[Saved entries]
---
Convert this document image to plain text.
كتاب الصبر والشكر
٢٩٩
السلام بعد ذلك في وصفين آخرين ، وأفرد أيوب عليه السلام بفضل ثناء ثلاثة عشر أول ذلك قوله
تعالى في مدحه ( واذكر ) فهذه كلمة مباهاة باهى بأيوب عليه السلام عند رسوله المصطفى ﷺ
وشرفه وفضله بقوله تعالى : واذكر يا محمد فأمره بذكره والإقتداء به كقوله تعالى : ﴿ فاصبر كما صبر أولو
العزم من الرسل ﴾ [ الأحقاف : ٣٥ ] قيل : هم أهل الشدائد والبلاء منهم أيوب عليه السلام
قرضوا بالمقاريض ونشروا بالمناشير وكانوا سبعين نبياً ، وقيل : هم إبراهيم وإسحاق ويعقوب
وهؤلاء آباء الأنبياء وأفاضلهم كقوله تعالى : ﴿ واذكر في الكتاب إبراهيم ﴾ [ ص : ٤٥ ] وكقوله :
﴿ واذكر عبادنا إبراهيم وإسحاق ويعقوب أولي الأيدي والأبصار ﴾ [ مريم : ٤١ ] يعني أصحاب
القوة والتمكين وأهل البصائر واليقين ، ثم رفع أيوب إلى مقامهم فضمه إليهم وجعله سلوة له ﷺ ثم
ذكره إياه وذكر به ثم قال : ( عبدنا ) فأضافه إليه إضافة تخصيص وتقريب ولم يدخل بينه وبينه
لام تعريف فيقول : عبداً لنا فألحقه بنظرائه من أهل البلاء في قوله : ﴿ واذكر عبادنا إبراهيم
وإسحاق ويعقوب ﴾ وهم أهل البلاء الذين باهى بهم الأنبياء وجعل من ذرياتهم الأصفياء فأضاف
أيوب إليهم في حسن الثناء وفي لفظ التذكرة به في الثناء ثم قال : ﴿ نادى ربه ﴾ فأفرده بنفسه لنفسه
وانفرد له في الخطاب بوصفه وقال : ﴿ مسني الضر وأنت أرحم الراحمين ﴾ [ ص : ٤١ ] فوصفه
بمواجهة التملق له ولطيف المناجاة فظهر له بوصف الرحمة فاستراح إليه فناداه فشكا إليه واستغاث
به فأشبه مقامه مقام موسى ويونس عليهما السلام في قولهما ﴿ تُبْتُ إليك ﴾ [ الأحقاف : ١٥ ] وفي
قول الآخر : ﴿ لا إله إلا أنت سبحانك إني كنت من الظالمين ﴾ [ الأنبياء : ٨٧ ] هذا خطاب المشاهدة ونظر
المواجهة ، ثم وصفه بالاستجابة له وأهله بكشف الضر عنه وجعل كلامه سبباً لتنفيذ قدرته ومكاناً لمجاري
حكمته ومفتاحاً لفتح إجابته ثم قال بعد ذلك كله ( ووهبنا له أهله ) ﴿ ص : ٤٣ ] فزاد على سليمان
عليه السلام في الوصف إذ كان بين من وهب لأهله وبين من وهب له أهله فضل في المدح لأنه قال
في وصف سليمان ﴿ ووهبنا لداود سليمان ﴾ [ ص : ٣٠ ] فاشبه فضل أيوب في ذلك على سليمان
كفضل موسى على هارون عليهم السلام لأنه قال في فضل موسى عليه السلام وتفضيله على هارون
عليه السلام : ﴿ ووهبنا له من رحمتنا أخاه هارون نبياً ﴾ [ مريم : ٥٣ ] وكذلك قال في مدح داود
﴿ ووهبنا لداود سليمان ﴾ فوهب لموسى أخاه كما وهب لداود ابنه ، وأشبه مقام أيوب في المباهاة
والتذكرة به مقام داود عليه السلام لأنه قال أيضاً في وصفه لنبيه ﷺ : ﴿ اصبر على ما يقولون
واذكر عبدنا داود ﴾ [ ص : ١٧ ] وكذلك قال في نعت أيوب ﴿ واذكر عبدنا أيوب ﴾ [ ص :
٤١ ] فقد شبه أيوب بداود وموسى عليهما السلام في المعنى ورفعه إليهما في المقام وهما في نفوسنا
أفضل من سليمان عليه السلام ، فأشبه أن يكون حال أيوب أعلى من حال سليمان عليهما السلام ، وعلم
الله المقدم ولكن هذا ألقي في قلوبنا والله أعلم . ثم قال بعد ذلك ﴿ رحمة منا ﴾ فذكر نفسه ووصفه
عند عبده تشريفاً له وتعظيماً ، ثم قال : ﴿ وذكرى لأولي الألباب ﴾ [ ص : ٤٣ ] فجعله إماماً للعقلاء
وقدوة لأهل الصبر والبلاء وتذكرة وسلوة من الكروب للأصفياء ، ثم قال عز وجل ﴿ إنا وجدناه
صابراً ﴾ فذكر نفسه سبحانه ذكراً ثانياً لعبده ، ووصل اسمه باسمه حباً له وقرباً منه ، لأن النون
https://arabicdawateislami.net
---
Isolate the lines above that contain the word "مريم" and copy them.

﴿ واذكر عبادنا إبراهيم وإسحاق ويعقوب أولي الأيدي والأبصار ﴾ [ مريم : ٤١ ] يعني أصحاب
عليه السلام : ﴿ ووهبنا له من رحمتنا أخاه هارون نبياً ﴾ [ مريم : ٥٣ ] وكذلك قال في مدح داود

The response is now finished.